## DATA FOR PROCESSING
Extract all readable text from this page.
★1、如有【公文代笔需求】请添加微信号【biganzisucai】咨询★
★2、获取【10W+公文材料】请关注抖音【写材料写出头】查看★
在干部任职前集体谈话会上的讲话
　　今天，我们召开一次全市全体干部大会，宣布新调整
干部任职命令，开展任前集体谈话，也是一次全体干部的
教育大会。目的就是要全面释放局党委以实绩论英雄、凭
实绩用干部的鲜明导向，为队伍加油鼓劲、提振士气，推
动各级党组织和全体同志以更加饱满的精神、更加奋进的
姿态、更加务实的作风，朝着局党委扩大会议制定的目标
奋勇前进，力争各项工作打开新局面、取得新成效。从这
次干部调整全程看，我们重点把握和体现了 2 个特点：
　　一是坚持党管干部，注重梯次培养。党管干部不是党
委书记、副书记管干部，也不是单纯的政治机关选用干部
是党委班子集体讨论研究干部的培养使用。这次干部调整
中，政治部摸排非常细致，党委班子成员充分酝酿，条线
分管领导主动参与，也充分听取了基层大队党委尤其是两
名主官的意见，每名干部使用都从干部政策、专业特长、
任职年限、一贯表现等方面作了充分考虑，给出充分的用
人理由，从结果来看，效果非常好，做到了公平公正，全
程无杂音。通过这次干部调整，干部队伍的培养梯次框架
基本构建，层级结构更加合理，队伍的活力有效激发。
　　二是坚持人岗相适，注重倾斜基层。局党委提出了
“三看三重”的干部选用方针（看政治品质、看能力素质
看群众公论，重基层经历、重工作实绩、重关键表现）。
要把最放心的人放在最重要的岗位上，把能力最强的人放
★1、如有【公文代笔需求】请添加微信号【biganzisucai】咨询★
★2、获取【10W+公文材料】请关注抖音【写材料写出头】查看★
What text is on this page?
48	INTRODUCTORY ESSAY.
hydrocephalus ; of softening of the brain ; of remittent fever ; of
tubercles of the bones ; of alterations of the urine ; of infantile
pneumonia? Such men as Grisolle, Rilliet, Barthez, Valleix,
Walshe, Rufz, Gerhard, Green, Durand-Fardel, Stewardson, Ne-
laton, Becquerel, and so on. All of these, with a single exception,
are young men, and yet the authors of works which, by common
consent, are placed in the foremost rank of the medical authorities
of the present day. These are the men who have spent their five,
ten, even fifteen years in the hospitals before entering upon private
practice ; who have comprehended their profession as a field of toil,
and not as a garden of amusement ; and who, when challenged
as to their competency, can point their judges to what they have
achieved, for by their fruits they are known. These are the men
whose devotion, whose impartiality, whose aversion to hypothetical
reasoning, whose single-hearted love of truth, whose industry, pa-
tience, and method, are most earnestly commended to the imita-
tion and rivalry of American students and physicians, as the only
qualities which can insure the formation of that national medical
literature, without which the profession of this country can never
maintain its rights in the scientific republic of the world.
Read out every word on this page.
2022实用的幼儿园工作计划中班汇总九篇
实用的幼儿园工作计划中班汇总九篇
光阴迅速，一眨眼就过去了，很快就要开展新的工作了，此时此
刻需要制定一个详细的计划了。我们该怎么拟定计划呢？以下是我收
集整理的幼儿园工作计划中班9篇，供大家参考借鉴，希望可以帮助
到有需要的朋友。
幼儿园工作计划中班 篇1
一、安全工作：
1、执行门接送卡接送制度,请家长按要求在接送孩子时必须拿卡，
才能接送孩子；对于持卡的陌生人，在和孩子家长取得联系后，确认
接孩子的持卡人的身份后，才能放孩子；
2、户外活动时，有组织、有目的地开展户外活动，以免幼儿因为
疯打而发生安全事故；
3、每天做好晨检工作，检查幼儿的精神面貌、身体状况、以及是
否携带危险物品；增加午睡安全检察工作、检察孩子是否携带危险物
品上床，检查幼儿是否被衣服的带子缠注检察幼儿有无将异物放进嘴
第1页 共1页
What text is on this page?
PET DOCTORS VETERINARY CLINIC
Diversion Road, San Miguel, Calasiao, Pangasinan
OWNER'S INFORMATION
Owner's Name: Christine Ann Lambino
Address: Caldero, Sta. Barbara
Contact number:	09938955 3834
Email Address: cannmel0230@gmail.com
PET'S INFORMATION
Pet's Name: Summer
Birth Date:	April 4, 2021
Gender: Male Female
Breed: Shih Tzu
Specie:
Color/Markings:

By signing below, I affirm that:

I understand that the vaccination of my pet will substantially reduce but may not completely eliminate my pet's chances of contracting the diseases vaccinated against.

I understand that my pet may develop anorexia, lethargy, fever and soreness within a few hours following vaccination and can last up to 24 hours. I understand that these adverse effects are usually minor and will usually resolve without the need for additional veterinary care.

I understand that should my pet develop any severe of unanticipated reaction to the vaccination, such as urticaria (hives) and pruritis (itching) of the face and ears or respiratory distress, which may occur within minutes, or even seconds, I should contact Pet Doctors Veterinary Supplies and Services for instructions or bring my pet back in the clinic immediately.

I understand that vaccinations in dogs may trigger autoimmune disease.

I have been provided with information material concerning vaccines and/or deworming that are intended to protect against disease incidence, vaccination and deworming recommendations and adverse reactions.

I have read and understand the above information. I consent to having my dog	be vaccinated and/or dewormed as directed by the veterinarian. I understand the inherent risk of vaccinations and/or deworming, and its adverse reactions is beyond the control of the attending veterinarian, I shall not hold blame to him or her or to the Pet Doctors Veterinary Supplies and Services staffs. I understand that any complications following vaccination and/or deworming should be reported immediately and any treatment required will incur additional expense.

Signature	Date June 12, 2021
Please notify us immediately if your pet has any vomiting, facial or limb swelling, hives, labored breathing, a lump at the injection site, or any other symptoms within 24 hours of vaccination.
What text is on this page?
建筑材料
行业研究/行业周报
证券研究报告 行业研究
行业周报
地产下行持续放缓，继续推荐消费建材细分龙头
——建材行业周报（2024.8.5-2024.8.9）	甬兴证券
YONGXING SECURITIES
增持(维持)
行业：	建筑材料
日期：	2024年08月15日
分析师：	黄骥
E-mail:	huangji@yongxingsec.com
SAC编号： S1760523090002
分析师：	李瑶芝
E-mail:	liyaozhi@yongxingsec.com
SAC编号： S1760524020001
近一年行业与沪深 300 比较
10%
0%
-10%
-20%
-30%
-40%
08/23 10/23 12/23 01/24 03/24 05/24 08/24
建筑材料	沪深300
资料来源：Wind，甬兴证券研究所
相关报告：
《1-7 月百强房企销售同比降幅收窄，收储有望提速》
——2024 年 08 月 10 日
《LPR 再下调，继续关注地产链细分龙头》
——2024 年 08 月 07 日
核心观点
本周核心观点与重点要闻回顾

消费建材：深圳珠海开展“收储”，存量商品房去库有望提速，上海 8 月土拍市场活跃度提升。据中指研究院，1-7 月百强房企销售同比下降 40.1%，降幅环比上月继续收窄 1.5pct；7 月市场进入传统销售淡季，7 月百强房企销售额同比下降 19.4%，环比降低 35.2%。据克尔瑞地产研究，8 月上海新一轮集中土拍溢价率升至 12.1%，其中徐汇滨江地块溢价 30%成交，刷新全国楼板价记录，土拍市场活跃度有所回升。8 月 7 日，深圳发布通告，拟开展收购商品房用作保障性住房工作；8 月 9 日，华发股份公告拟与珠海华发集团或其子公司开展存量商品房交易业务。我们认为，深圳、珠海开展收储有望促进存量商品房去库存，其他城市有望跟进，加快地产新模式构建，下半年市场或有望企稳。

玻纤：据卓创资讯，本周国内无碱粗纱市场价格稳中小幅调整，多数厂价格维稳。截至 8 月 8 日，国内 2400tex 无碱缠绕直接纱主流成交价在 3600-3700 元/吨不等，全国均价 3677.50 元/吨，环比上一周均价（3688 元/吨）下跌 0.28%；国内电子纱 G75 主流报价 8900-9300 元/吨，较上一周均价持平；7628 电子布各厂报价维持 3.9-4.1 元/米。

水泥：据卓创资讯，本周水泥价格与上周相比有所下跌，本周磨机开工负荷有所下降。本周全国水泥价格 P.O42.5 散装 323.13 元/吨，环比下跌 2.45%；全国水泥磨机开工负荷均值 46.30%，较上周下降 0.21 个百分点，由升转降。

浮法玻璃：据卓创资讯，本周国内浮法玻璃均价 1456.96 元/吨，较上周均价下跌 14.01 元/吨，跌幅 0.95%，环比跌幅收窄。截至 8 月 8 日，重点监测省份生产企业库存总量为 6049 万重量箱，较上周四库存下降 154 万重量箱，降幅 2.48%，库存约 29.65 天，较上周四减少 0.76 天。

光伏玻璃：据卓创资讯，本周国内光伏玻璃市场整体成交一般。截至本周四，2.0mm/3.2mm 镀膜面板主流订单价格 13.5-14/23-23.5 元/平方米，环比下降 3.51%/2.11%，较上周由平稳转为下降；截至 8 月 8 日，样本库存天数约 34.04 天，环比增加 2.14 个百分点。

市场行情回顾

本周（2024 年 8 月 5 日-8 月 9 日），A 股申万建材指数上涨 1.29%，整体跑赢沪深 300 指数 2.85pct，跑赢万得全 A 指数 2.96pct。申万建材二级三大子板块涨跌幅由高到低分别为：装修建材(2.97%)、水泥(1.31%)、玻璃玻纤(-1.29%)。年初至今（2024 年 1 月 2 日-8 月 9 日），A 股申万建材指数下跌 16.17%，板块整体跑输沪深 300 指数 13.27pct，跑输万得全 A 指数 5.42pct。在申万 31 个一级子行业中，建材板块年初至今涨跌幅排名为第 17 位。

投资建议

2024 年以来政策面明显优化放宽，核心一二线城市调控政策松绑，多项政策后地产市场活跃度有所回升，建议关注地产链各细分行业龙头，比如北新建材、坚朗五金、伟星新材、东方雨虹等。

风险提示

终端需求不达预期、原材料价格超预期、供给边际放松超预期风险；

## TO DO
Locate all lines in the listing above with the word "Services". Copy them.

## EXERCISE RESULT
I understand that should my pet develop any severe of unanticipated reaction to the vaccination, such as urticaria (hives) and pruritis (itching) of the face and ears or respiratory distress, which may occur within minutes, or even seconds, I should contact Pet Doctors Veterinary Supplies and Services for instructions or bring my pet back in the clinic immediately.
I have read and understand the above information. I consent to having my dog	be vaccinated and/or dewormed as directed by the veterinarian. I understand the inherent risk of vaccinations and/or deworming, and its adverse reactions is beyond the control of the attending veterinarian, I shall not hold blame to him or her or to the Pet Doctors Veterinary Supplies and Services staffs. I understand that any complications following vaccination and/or deworming should be reported immediately and any treatment required will incur additional expense.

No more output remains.